REQUIREMENT:
Write the data below out exactly as it stands. Do not include the pictures.

▼

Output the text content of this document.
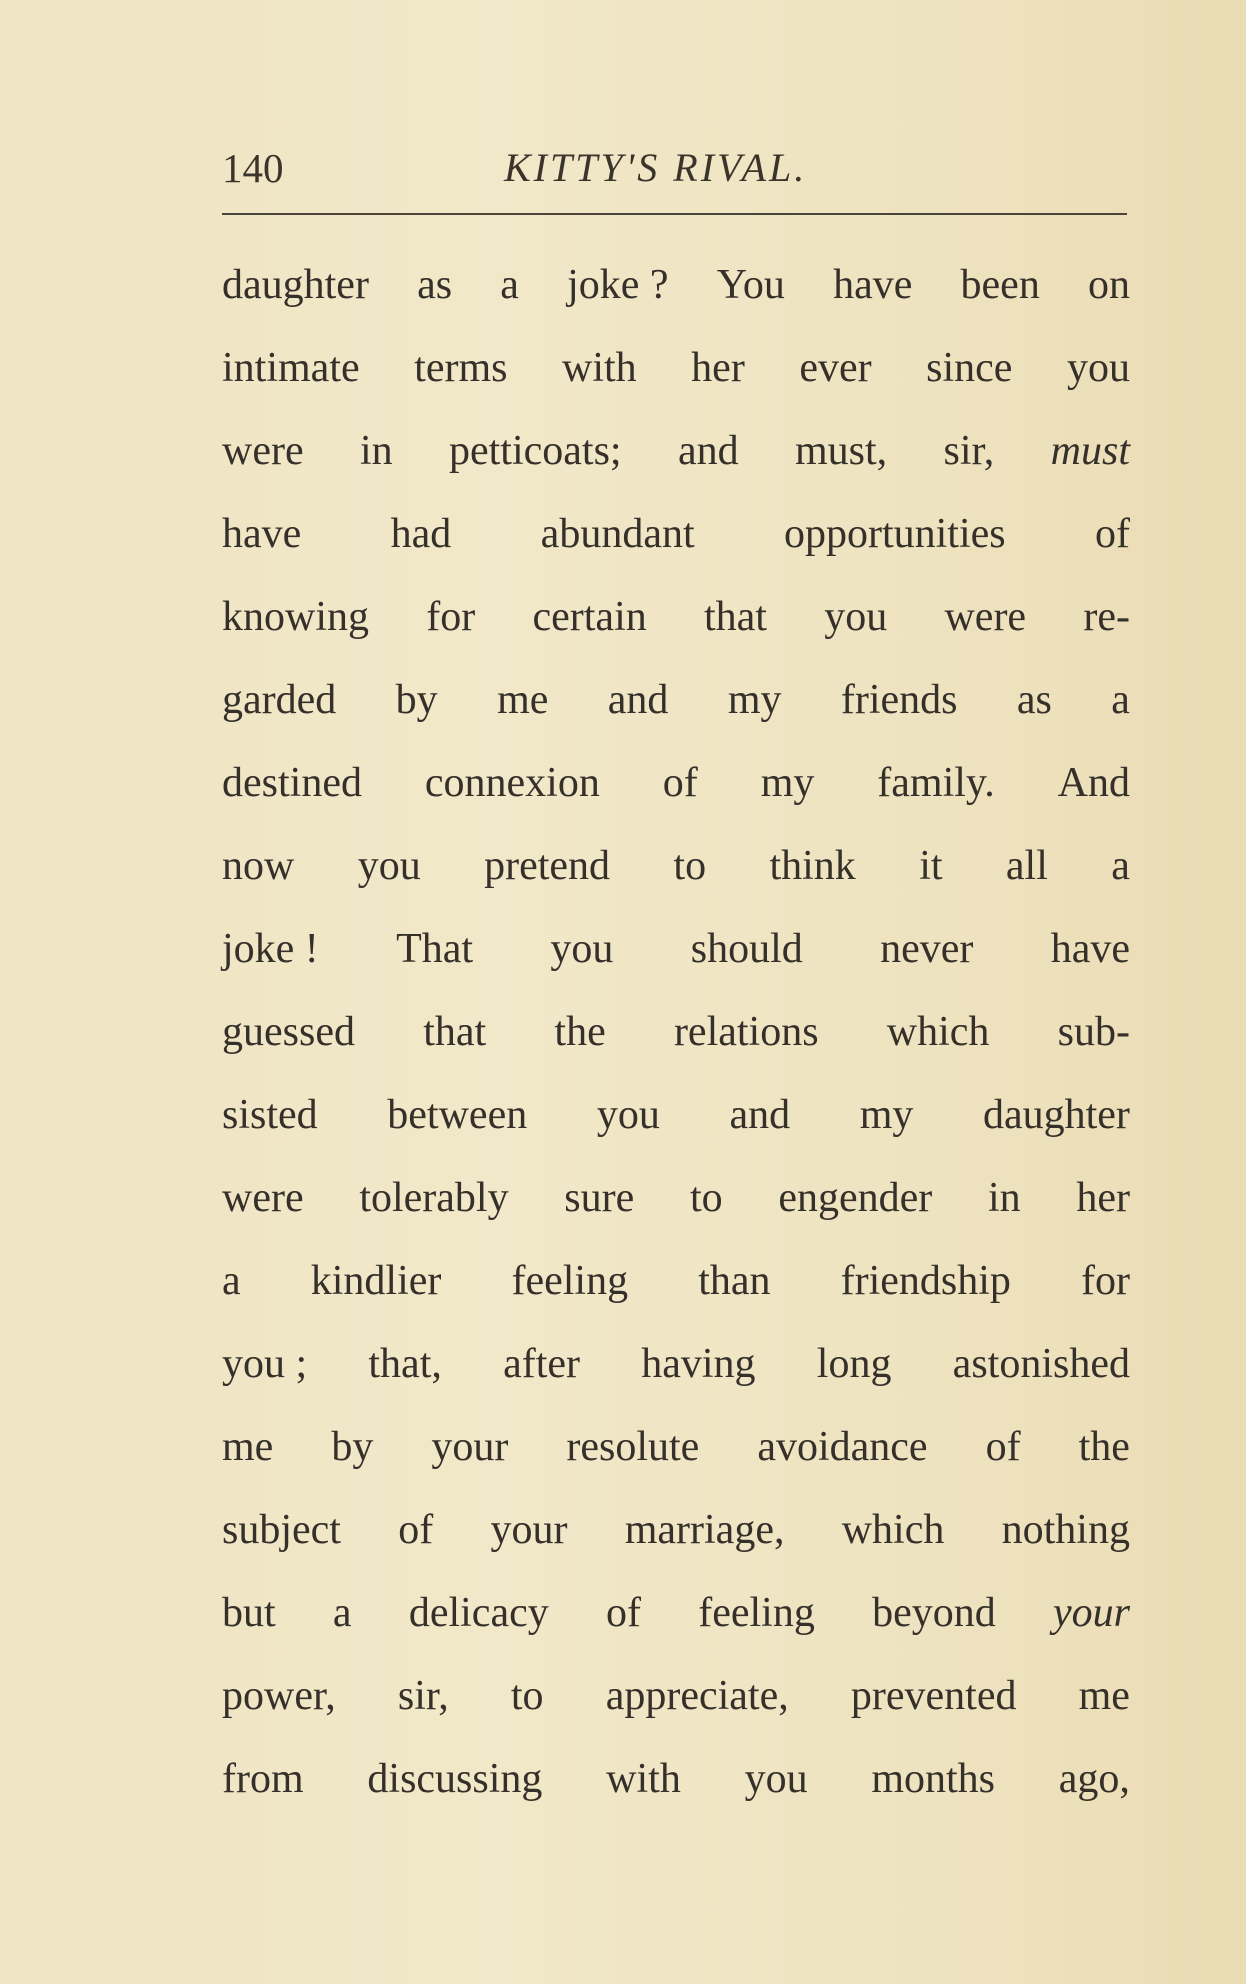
140	KITTY'S RIVAL.
daughter as a joke ? You have been on
intimate terms with her ever since you
were in petticoats; and must, sir, must
have had abundant opportunities of
knowing for certain that you were re-
garded by me and my friends as a
destined connexion of my family. And
now you pretend to think it all a
joke ! That you should never have
guessed that the relations which sub-
sisted between you and my daughter
were tolerably sure to engender in her
a kindlier feeling than friendship for
you ; that, after having long astonished
me by your resolute avoidance of the
subject of your marriage, which nothing
but a delicacy of feeling beyond your
power, sir, to appreciate, prevented me
from discussing with you months ago,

▲

REPLY:
Output the text content of this document.
140	KITTY'S RIVAL.
daughter as a joke ? You have been on
intimate terms with her ever since you
were in petticoats; and must, sir, must
have had abundant opportunities of
knowing for certain that you were re-
garded by me and my friends as a
destined connexion of my family. And
now you pretend to think it all a
joke ! That you should never have
guessed that the relations which sub-
sisted between you and my daughter
were tolerably sure to engender in her
a kindlier feeling than friendship for
you ; that, after having long astonished
me by your resolute avoidance of the
subject of your marriage, which nothing
but a delicacy of feeling beyond your
power, sir, to appreciate, prevented me
from discussing with you months ago,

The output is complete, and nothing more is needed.